**YOUR INSTRUCTIONS:** Pick every line with "benchmark" from the material below.

**MATERIAL PROVIDED:**

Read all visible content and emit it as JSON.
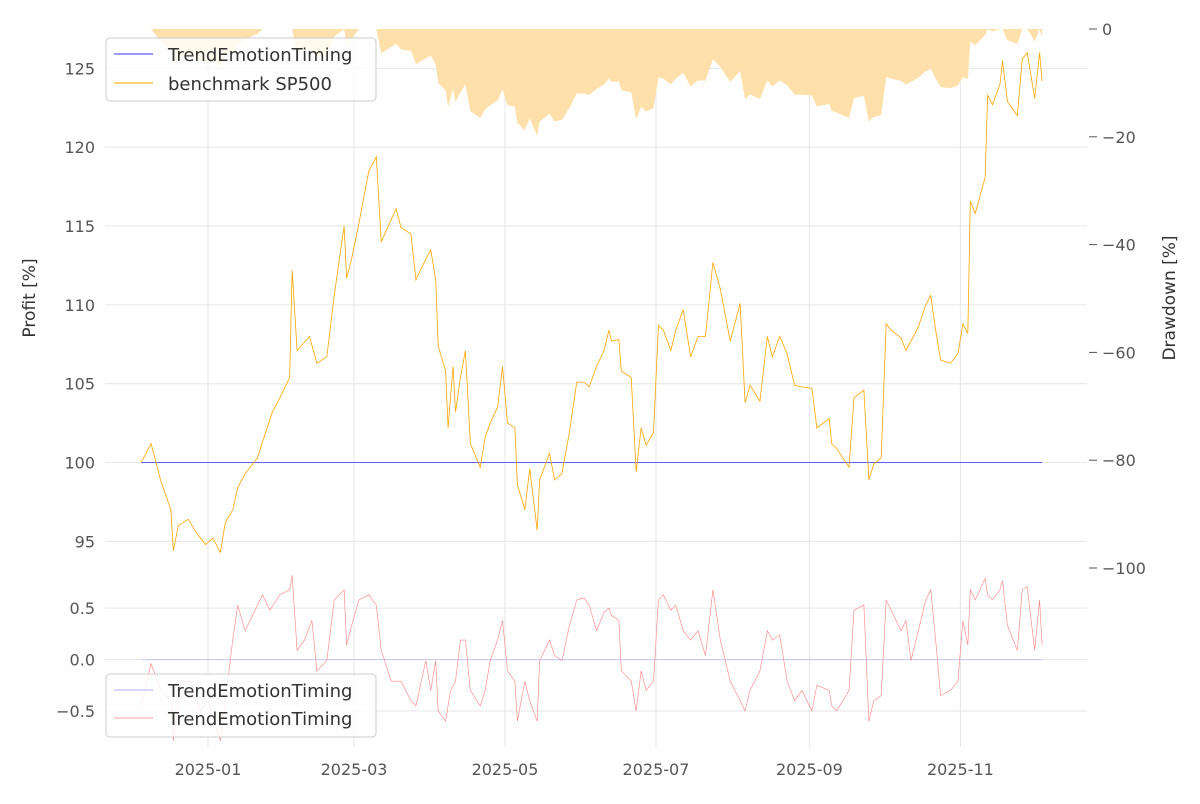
{
  "chart_data": [
    {
      "type": "line",
      "panel": "top",
      "ylabel": "Profit [%]",
      "ylabel_right": "Drawdown [%]",
      "x_unit": "days since 2025-01-01",
      "ylim": [
        93.5,
        127.5
      ],
      "ylim_right": [
        -100,
        0
      ],
      "yticks": [
        95,
        100,
        105,
        110,
        115,
        120,
        125
      ],
      "yticks_right": [
        0,
        -20,
        -40,
        -60,
        -80,
        -100
      ],
      "ytick_labels_right": [
        "0",
        "−20",
        "−40",
        "−60",
        "−80",
        "−100"
      ],
      "grid": true,
      "legend_position": "top-left",
      "legend": [
        "TrendEmotionTiming",
        "benchmark SP500"
      ],
      "series": [
        {
          "name": "TrendEmotionTiming",
          "color": "#3333ff",
          "x": [
            -27,
            337
          ],
          "values": [
            100,
            100
          ]
        },
        {
          "name": "benchmark SP500",
          "color": "#ffa500",
          "x": [
            -27,
            -23,
            -19,
            -15,
            -14,
            -12,
            -8,
            -4,
            -1,
            2,
            5,
            7,
            10,
            12,
            15,
            20,
            22,
            26,
            29,
            33,
            34,
            36,
            41,
            44,
            48,
            51,
            55,
            56,
            58,
            61,
            65,
            68,
            70,
            76,
            78,
            82,
            84,
            88,
            90,
            92,
            93,
            96,
            97,
            99,
            100,
            102,
            104,
            106,
            110,
            112,
            114,
            117,
            119,
            121,
            124,
            125,
            128,
            130,
            133,
            134,
            138,
            140,
            143,
            146,
            149,
            152,
            154,
            157,
            160,
            162,
            163,
            166,
            167,
            171,
            173,
            175,
            177,
            180,
            182,
            184,
            187,
            189,
            192,
            195,
            198,
            201,
            204,
            207,
            211,
            215,
            217,
            219,
            223,
            226,
            228,
            231,
            234,
            237,
            240,
            244,
            246,
            251,
            252,
            254,
            259,
            261,
            265,
            267,
            269,
            272,
            274,
            276,
            280,
            282,
            284,
            287,
            290,
            292,
            294,
            296,
            300,
            303,
            305,
            307,
            308,
            310,
            314,
            315,
            317,
            320,
            321,
            323,
            327,
            329,
            331,
            334,
            336,
            337
          ],
          "values": [
            100,
            101.2,
            98.8,
            97,
            94.4,
            96,
            96.4,
            95.4,
            94.8,
            95.2,
            94.3,
            96.2,
            97,
            98.4,
            99.3,
            100.3,
            101.3,
            103.2,
            104.1,
            105.4,
            112.2,
            107.1,
            108,
            106.3,
            106.7,
            110.6,
            115,
            111.7,
            112.9,
            115.2,
            118.5,
            119.4,
            114,
            116.1,
            114.9,
            114.5,
            111.6,
            112.9,
            113.5,
            111.6,
            107.4,
            105.8,
            102.2,
            106.1,
            103.2,
            105.4,
            107.1,
            101.2,
            99.7,
            101.6,
            102.5,
            103.5,
            106.1,
            102.5,
            102.2,
            98.6,
            97,
            99.6,
            95.7,
            98.9,
            100.6,
            98.9,
            99.3,
            101.9,
            105.1,
            105.1,
            104.8,
            106.1,
            107.1,
            108.4,
            107.7,
            107.8,
            105.8,
            105.4,
            99.4,
            102.2,
            101.1,
            101.9,
            108.7,
            108.4,
            107.1,
            108.4,
            109.7,
            106.7,
            108,
            108,
            112.7,
            111,
            107.7,
            110.1,
            103.8,
            104.9,
            103.9,
            108,
            106.7,
            108,
            106.9,
            104.9,
            104.8,
            104.7,
            102.2,
            102.8,
            101.2,
            100.9,
            99.7,
            104.1,
            104.6,
            98.9,
            99.9,
            100.3,
            108.8,
            108.4,
            107.9,
            107.1,
            107.7,
            108.6,
            110,
            110.6,
            108.4,
            106.5,
            106.3,
            106.9,
            108.8,
            108.2,
            116.6,
            115.8,
            118.1,
            123.3,
            122.7,
            124,
            125.5,
            122.9,
            122,
            125.6,
            126,
            123.1,
            126,
            124.2
          ]
        },
        {
          "name": "drawdown (benchmark SP500)",
          "color": "#ffe0aa",
          "derived_from": "benchmark SP500"
        }
      ]
    },
    {
      "type": "line",
      "panel": "bottom",
      "x_unit": "days since 2025-01-01",
      "ylim": [
        -0.85,
        0.92
      ],
      "yticks": [
        -0.5,
        0.0,
        0.5
      ],
      "ytick_labels": [
        "−0.5",
        "0.0",
        "0.5"
      ],
      "xticks": [
        0,
        59,
        120,
        181,
        243,
        304
      ],
      "xtick_labels": [
        "2025-01",
        "2025-03",
        "2025-05",
        "2025-07",
        "2025-09",
        "2025-11"
      ],
      "grid": true,
      "legend_position": "bottom-left",
      "legend": [
        "TrendEmotionTiming",
        "TrendEmotionTiming"
      ],
      "series": [
        {
          "name": "TrendEmotionTiming",
          "color": "#c8c8ff",
          "x": [
            -27,
            337
          ],
          "values": [
            0,
            0
          ]
        },
        {
          "name": "TrendEmotionTiming",
          "color": "#ff8080",
          "x": [
            -27,
            -23,
            -19,
            -15,
            -14,
            -11,
            -7,
            -3,
            0,
            5,
            7,
            10,
            12,
            15,
            19,
            22,
            25,
            29,
            33,
            34,
            36,
            39,
            42,
            44,
            48,
            51,
            55,
            56,
            58,
            61,
            65,
            68,
            70,
            74,
            78,
            82,
            84,
            88,
            90,
            92,
            93,
            96,
            98,
            100,
            102,
            104,
            106,
            110,
            112,
            114,
            117,
            119,
            121,
            124,
            125,
            128,
            130,
            133,
            134,
            138,
            140,
            143,
            146,
            149,
            152,
            154,
            157,
            160,
            162,
            163,
            166,
            167,
            171,
            173,
            175,
            177,
            180,
            182,
            184,
            187,
            189,
            192,
            195,
            198,
            201,
            204,
            207,
            211,
            215,
            217,
            219,
            223,
            226,
            228,
            231,
            234,
            237,
            240,
            244,
            246,
            251,
            252,
            254,
            259,
            261,
            265,
            267,
            269,
            272,
            274,
            276,
            280,
            282,
            284,
            287,
            290,
            292,
            294,
            296,
            300,
            303,
            305,
            307,
            308,
            310,
            314,
            315,
            317,
            320,
            321,
            323,
            327,
            329,
            331,
            334,
            336,
            337
          ],
          "values": [
            -0.45,
            -0.04,
            -0.3,
            -0.4,
            -0.79,
            -0.21,
            -0.21,
            -0.5,
            -0.4,
            -0.79,
            -0.4,
            0.19,
            0.53,
            0.28,
            0.48,
            0.63,
            0.48,
            0.63,
            0.68,
            0.82,
            0.09,
            0.19,
            0.38,
            -0.11,
            -0.01,
            0.58,
            0.68,
            0.14,
            0.33,
            0.58,
            0.63,
            0.53,
            0.09,
            -0.21,
            -0.21,
            -0.4,
            -0.45,
            -0.01,
            -0.3,
            -0.01,
            -0.5,
            -0.6,
            -0.3,
            -0.21,
            0.19,
            0.19,
            -0.3,
            -0.45,
            -0.3,
            -0.01,
            0.19,
            0.38,
            -0.11,
            -0.21,
            -0.6,
            -0.21,
            -0.4,
            -0.6,
            -0.01,
            0.19,
            0.04,
            -0.01,
            0.33,
            0.58,
            0.6,
            0.53,
            0.28,
            0.46,
            0.5,
            0.43,
            0.38,
            -0.11,
            -0.21,
            -0.5,
            -0.11,
            -0.3,
            -0.21,
            0.58,
            0.63,
            0.48,
            0.53,
            0.28,
            0.19,
            0.28,
            0.04,
            0.68,
            0.19,
            -0.21,
            -0.4,
            -0.5,
            -0.3,
            -0.11,
            0.28,
            0.19,
            0.24,
            -0.21,
            -0.4,
            -0.3,
            -0.5,
            -0.25,
            -0.3,
            -0.45,
            -0.5,
            -0.3,
            0.48,
            0.53,
            -0.6,
            -0.4,
            -0.35,
            0.58,
            0.48,
            0.28,
            0.38,
            -0.01,
            0.28,
            0.58,
            0.68,
            0.19,
            -0.35,
            -0.3,
            -0.21,
            0.38,
            0.14,
            0.68,
            0.58,
            0.79,
            0.63,
            0.58,
            0.68,
            0.77,
            0.33,
            0.09,
            0.68,
            0.71,
            0.09,
            0.58,
            0.14
          ]
        }
      ]
    }
  ]
}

**TASK RESPONSE:**
        "benchmark SP500"
          "name": "benchmark SP500",
          "name": "drawdown (benchmark SP500)",
          "derived_from": "benchmark SP500"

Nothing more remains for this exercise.